Given text
=-=-=

But then at the same time, it's wrapped up
in all these other historical instances
of depictions of the black body or Blackness
being used in a derogatory way,
so you think about the mammy or Sambo, blackface,
all types of darky iconography,
all of that becomes part of the soup for me.
So thinking about who's creating these symbols,
why they're creating these symbols,
what kind of power or control is obtained
through the use of them, and then trying to figure out ways
to subvert that or complicate that,
or get people to think twice about what that is.
- This is beautiful. - Yeah.
- [Sophia] So clean.
- This came out really clean,
and then it cools down and then you just fish it out.
- [Sophia] Is it too hot to touch it right there?
- No. - [Sophia] Oh, wow.
- There we go, one tiny little church fan for you.
- Church fan, oh my God.
What is this?
- It's all just acrylic sheets,
so some are thicker than others.
Some are mirrored acrylic,
so there'll be a mirror film on the back.
So for example, yeah.
The thing with the mirror, because of the film,
and we're using lasers,
lasers tend to bounce off of mirrors,
so those always have to be face down so it'll cut through.
Otherwise, I don't actually want to know what happens
if the mirror is facing up, but I would guess that it's bad.
There's a lot of potential for things to go wrong,
so there's kind of a lot of focus
that's involved on the early end.
The back end is a little bit more relaxing
'cause it's just assembly.
- [Sophia] You said you had to plan it out.
- [Damien] There's a lot of planning involved.
I was totally a Lego kid growing up.
- [Sophia] I saw some of those Legos in the jar.
I said that looks like it's related.
- [Damien] I like the idea
that there's a sense of play involved,
or maybe even some kind of whimsy, I don't know.
- [Sophia] But even the material itself
is like this kind of colored plastic.
- [Damien] Oh yeah, definitely.
I'm really into those types of materials
'cause they have such a tactile quality to it.
It's a material that's very seductive
and you like to touch,
so people are just sort of drawn to it.
- In a lot of ways, you've created your own symbolism,
your own symbols for what these things mean.

=-=-=

Supplied data
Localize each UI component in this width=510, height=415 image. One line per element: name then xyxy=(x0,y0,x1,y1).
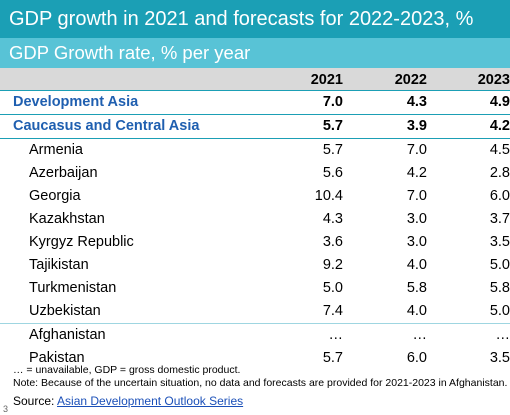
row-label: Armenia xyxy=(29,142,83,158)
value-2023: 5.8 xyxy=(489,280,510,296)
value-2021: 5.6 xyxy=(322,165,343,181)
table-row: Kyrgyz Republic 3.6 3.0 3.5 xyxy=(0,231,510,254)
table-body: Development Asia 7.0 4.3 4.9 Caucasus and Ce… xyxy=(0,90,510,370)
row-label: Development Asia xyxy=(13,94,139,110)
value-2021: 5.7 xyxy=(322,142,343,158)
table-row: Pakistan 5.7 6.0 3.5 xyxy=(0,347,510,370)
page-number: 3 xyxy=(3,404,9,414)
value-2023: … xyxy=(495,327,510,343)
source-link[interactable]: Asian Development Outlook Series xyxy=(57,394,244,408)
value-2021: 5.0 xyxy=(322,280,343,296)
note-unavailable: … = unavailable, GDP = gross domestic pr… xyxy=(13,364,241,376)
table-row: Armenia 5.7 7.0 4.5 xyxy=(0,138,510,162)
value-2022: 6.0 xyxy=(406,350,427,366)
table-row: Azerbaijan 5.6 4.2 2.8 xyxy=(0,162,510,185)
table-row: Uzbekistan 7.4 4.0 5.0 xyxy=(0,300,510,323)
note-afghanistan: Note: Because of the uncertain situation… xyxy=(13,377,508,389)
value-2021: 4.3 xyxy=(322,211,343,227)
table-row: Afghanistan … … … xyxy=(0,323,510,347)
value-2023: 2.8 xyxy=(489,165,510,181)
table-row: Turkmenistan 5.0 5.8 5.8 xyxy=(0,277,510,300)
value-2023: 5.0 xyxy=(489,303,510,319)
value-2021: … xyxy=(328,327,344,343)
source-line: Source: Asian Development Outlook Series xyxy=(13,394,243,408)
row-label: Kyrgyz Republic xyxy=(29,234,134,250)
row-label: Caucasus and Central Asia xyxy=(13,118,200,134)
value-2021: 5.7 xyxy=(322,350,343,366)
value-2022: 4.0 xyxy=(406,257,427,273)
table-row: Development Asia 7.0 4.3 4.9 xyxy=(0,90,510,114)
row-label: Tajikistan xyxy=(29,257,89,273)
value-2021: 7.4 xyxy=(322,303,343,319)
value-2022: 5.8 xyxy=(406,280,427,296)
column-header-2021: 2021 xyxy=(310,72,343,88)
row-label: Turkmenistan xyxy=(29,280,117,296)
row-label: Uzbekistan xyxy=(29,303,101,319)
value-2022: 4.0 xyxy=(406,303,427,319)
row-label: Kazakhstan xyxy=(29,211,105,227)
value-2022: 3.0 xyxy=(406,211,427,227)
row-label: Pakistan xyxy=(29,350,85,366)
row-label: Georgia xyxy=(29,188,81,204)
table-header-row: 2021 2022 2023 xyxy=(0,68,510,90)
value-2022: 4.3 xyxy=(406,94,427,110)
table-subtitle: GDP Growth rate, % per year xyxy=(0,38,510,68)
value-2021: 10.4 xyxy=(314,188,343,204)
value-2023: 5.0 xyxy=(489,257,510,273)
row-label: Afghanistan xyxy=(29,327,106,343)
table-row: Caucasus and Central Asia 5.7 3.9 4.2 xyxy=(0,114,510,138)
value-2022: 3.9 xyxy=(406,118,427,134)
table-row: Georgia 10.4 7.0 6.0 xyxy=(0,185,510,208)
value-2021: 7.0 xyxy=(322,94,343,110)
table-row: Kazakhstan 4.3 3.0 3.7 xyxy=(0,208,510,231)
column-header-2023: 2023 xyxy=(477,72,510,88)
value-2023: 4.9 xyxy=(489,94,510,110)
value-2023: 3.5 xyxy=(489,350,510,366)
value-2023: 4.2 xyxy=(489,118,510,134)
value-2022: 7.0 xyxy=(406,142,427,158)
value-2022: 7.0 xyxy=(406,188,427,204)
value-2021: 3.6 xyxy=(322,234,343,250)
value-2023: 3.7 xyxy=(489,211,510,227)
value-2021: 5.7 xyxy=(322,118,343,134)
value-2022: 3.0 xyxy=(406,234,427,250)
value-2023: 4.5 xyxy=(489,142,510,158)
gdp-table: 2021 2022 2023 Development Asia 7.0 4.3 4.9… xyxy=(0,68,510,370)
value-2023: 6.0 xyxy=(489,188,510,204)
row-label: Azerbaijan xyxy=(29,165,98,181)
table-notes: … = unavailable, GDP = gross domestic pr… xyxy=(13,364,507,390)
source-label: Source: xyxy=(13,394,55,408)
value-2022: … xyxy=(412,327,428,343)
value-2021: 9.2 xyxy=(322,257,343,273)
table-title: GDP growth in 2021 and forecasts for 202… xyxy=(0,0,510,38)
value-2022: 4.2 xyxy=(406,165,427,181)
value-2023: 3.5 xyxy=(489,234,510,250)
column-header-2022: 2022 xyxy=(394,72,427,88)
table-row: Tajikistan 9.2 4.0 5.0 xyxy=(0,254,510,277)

=-=-=

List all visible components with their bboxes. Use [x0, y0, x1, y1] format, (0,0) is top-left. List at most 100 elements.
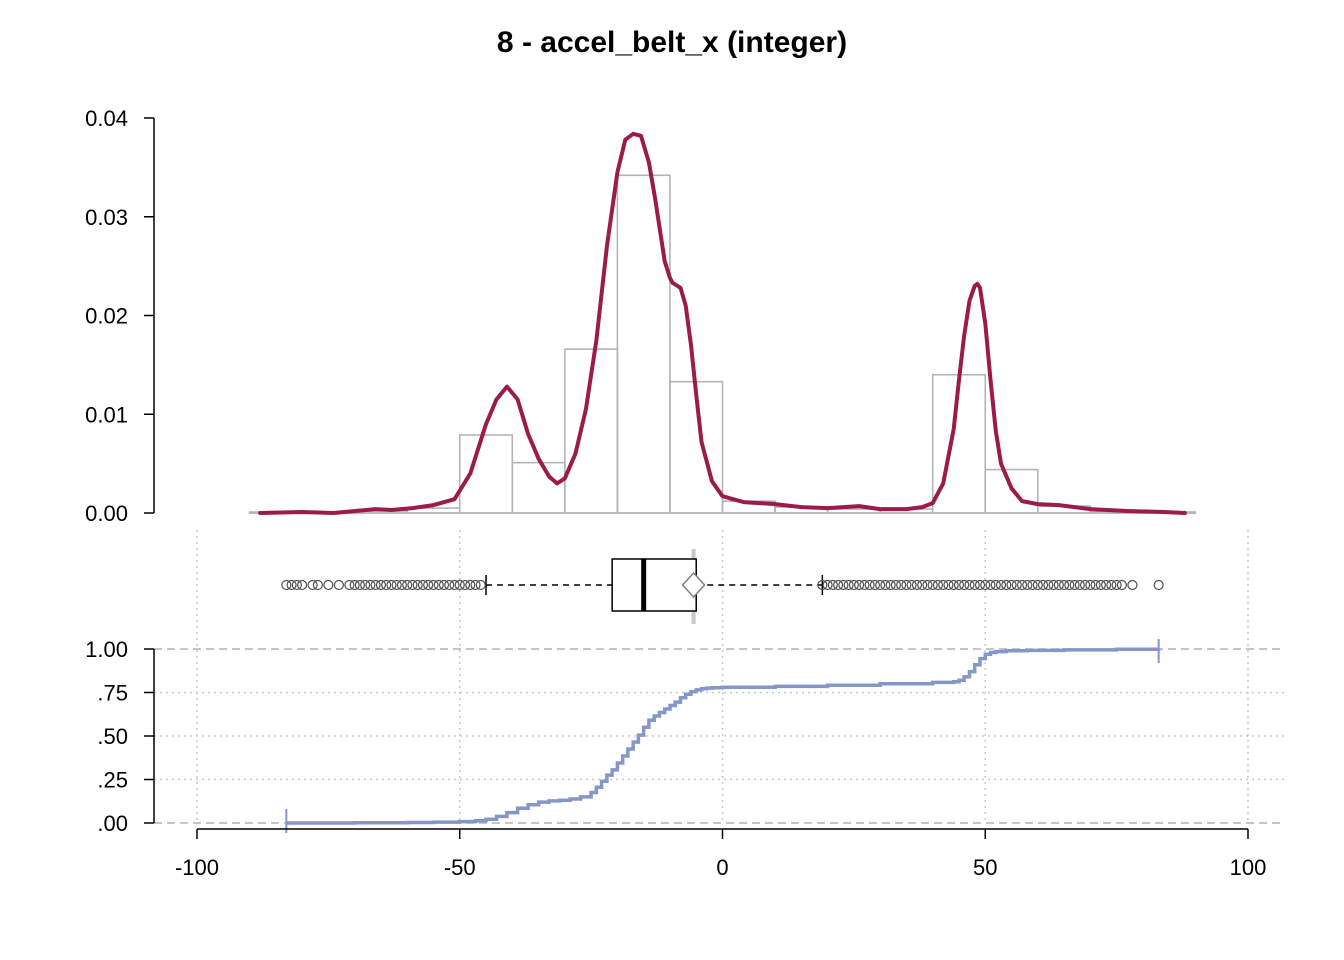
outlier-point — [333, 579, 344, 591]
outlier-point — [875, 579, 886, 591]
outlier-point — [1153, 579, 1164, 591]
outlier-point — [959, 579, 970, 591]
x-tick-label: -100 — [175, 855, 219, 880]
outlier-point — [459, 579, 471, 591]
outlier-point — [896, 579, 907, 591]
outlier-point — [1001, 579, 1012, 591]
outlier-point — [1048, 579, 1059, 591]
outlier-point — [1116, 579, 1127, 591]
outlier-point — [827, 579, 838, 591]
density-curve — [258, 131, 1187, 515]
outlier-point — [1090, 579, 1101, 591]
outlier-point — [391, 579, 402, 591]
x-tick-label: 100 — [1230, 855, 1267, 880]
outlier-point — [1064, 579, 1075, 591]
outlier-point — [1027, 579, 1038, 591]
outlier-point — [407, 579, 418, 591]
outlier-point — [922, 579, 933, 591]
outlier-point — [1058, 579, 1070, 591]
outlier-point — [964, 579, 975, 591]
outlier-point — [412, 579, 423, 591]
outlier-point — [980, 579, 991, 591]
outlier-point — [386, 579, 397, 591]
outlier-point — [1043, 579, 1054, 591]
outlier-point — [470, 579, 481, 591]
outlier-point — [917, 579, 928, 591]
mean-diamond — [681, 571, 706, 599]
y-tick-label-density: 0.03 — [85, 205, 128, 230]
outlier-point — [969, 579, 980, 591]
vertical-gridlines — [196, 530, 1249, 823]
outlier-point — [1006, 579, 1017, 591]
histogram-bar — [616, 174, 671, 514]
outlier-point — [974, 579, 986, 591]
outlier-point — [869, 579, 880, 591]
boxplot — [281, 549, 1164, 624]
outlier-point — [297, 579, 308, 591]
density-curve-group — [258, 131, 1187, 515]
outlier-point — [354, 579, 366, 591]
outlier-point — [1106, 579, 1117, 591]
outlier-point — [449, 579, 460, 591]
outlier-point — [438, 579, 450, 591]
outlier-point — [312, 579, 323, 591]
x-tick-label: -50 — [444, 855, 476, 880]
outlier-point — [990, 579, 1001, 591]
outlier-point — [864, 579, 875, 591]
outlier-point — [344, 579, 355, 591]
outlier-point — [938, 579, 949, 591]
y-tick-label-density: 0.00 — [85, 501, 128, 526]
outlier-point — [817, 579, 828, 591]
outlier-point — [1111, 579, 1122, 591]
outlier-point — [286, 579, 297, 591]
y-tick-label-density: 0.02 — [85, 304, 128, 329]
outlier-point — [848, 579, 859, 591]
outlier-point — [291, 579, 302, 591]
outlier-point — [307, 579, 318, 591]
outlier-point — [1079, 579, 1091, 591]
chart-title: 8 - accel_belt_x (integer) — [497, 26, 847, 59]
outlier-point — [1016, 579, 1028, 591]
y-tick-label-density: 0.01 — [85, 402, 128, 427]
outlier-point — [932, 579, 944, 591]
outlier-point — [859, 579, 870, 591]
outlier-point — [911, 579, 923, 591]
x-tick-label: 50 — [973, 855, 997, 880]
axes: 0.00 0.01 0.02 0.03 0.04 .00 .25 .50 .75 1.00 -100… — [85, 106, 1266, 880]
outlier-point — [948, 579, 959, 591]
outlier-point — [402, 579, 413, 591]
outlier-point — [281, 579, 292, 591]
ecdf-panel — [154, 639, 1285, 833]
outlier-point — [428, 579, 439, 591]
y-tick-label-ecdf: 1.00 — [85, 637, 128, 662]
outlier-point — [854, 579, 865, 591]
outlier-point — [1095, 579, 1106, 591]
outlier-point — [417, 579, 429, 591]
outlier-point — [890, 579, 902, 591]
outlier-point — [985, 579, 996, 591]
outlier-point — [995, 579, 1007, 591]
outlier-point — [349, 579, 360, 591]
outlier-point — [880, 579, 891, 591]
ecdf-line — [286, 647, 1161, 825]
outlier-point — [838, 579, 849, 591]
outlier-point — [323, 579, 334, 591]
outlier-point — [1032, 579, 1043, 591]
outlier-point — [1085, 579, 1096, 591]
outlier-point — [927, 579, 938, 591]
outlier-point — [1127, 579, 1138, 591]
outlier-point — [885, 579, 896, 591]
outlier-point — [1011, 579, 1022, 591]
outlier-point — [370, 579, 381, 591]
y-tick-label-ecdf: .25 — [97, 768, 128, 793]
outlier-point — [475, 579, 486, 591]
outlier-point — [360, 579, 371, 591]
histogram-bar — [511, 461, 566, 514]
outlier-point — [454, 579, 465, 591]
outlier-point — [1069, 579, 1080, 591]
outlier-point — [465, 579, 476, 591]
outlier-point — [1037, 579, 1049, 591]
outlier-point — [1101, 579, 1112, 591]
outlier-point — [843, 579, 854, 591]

=-=-=

The request
Continue the transcript of the studio conversation about laser-cut acrylic art from where it stops.

Reply to the task
You have your own iconography, in a way.
When I see bones, which is, this is a bone,
it really strikes a somber,
kind of sobering reminder of death.
- Yeah, same.
It's like money.
Emotional currency, sexual currency, people as currency,
and the teeth for me were really about this idea
of slaves on the auction block
and having their teeth checked
and the quality of their teeth
being a marker of their value or their worth.
- You know, knowing that
and kind of having to grapple with that,
especially as a white person,
I think about that in detail.
How does that change the way you think
about your own humanity and other people's humanity?
It's really powerful, and it's just a little tooth.
- It's just a little thing.
I'm interested in having these conversations
about racism and race relations and gender identity
and sexuality and all this stuff.
Things that, for a lot of people,
especially people that are very comfortable
navigating galleries and museums,
people that go to them all the time,
might not feel comfortable having a conversation about.
The people that are really comfortable
going to galleries and museums but aren't comfortable at all
talking about racism and gender identity and stuff,
and then there's my community,
the community that I identify with,
that are black and brown and maybe poor or queer, whatever.
They're used to having to navigate those issues all the time
in every interpersonal relationship they have,
but also a large percentage of those people
don't feel comfortable going to a gallery or a museum space
or those spaces actively trying to make those people
- It makes me kind of inspired in a lot of ways
just by you.
You make your work into a bridge.
- I hope so.
I mean, I think that that's the goal.
You ever been to this park before?
- [Sophia] No, do you walk through here often?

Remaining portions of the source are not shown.